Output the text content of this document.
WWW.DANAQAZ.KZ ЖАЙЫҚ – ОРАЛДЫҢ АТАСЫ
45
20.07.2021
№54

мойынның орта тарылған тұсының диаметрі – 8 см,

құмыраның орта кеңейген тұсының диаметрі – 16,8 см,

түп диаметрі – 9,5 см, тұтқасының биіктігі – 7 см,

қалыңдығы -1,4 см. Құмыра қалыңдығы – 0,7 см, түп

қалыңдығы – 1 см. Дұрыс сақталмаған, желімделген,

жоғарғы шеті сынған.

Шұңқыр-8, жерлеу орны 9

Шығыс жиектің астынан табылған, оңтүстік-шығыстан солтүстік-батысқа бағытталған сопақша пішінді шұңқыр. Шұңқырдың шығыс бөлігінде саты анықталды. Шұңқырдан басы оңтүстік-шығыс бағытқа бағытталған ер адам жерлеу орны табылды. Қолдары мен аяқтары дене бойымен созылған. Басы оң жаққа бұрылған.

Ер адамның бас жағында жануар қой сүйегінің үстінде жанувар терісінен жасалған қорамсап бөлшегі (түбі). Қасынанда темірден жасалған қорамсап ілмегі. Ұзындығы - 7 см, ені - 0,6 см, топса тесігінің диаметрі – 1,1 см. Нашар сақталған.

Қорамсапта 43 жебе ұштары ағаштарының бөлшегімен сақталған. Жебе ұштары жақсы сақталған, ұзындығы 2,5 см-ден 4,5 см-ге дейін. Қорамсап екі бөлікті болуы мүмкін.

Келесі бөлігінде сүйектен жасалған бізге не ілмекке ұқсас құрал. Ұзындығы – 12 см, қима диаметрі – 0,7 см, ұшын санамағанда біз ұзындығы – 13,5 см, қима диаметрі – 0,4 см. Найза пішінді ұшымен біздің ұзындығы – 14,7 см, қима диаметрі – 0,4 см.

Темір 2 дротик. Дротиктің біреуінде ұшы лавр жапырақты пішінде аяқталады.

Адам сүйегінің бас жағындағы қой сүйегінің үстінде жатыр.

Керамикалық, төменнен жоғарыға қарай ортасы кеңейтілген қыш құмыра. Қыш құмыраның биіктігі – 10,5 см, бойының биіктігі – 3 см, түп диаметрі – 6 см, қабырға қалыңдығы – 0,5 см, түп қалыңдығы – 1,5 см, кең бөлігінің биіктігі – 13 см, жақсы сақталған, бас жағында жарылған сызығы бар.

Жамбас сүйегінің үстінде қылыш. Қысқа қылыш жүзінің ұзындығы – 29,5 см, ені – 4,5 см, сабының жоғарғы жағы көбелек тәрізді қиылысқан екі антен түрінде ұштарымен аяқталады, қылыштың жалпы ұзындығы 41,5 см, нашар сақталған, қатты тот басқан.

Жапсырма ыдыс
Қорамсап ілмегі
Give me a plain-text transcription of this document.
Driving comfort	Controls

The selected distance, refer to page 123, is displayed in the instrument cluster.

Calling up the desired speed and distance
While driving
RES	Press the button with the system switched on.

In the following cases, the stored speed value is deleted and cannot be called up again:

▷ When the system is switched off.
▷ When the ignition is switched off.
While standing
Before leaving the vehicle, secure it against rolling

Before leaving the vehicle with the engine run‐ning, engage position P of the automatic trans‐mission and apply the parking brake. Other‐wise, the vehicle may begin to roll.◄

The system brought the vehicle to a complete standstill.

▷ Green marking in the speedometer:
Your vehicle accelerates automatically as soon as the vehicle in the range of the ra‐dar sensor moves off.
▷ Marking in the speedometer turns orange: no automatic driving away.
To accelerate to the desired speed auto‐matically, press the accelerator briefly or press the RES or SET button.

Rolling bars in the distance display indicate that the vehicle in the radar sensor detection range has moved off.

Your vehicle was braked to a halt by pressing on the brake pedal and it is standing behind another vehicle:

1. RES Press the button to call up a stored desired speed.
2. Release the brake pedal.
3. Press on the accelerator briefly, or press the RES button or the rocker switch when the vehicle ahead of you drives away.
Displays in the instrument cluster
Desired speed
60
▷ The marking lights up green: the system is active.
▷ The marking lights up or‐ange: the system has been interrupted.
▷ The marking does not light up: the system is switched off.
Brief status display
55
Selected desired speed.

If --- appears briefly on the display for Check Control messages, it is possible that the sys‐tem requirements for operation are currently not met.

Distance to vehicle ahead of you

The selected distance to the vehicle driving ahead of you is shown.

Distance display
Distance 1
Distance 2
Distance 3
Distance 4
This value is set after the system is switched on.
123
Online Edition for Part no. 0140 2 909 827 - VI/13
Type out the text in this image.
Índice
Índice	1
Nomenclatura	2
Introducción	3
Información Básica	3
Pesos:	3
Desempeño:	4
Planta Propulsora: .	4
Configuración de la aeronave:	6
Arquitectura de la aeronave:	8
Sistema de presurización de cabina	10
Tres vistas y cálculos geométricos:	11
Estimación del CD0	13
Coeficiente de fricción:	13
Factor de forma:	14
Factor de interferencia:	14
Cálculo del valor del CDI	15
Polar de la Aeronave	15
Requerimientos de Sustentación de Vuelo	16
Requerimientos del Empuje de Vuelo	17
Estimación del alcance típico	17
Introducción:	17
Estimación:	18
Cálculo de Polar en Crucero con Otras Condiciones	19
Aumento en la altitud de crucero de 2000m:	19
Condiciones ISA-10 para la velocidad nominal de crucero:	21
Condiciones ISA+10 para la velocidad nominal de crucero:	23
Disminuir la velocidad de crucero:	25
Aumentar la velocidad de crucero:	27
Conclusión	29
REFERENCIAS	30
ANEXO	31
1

#### Goal:
Copy all lines of the material above where the string "жасалған" occurs.

#### Exercise answer:
Ер адамның бас жағында жануар қой сүйегінің үстінде жанувар терісінен жасалған қорамсап бөлшегі (түбі). Қасынанда темірден жасалған қорамсап ілмегі. Ұзындығы - 7 см, ені - 0,6 см, топса тесігінің диаметрі – 1,1 см. Нашар сақталған.
Келесі бөлігінде сүйектен жасалған бізге не ілмекке ұқсас құрал. Ұзындығы – 12 см, қима диаметрі – 0,7 см, ұшын санамағанда біз ұзындығы – 13,5 см, қима диаметрі – 0,4 см. Найза пішінді ұшымен біздің ұзындығы – 14,7 см, қима диаметрі – 0,4 см.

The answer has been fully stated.